**Task prompt**
From the listing below, copy every line with the word "Down".

**Records provided**
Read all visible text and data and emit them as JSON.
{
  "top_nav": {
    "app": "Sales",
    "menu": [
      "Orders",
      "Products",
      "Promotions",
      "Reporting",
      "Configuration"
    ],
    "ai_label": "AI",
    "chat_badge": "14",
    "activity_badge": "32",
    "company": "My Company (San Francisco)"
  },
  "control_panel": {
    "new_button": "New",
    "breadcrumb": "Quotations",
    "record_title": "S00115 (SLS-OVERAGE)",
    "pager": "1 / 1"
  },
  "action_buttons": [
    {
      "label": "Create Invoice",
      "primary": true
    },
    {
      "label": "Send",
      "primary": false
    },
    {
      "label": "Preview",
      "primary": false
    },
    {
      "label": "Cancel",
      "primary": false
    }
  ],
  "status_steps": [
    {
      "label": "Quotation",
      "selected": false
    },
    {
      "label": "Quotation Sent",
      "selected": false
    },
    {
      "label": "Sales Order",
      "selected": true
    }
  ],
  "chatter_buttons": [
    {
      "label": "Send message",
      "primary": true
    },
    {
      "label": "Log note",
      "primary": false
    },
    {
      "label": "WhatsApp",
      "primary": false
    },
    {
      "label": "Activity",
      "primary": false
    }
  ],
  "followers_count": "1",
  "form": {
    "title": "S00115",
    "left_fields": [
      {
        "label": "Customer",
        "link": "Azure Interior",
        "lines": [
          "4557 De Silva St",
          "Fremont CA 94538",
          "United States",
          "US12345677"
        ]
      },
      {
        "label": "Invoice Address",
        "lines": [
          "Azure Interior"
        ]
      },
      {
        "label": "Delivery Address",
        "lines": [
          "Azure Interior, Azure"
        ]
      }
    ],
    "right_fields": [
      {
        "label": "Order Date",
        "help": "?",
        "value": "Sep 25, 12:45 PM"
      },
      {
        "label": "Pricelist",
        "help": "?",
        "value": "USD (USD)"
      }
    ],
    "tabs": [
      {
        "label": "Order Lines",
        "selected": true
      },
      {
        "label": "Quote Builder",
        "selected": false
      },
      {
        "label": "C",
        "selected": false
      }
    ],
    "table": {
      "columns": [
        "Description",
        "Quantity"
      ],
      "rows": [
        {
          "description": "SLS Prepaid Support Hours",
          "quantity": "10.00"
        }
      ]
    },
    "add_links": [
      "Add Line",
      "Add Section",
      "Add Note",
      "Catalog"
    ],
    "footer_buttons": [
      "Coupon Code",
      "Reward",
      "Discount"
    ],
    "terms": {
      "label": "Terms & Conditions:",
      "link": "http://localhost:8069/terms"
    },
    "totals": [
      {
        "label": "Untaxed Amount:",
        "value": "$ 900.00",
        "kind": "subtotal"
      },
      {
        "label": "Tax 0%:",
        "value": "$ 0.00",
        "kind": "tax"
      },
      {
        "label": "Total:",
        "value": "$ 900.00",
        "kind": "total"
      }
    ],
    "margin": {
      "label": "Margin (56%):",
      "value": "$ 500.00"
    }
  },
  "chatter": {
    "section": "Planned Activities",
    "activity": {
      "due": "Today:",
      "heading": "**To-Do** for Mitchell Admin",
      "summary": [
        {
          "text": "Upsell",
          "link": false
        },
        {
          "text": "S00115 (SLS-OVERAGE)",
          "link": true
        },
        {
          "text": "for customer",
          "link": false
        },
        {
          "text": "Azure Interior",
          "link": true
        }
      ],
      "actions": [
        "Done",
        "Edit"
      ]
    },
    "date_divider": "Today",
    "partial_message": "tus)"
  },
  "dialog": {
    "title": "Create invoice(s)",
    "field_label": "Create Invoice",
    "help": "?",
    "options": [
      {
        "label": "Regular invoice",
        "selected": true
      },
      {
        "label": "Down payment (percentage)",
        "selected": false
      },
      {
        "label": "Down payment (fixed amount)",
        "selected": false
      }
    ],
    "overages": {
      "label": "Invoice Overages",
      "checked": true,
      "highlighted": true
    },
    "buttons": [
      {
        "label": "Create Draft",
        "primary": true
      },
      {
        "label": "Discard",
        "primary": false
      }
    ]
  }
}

**Output for this task**
        "label": "Down payment (percentage)",
        "label": "Down payment (fixed amount)",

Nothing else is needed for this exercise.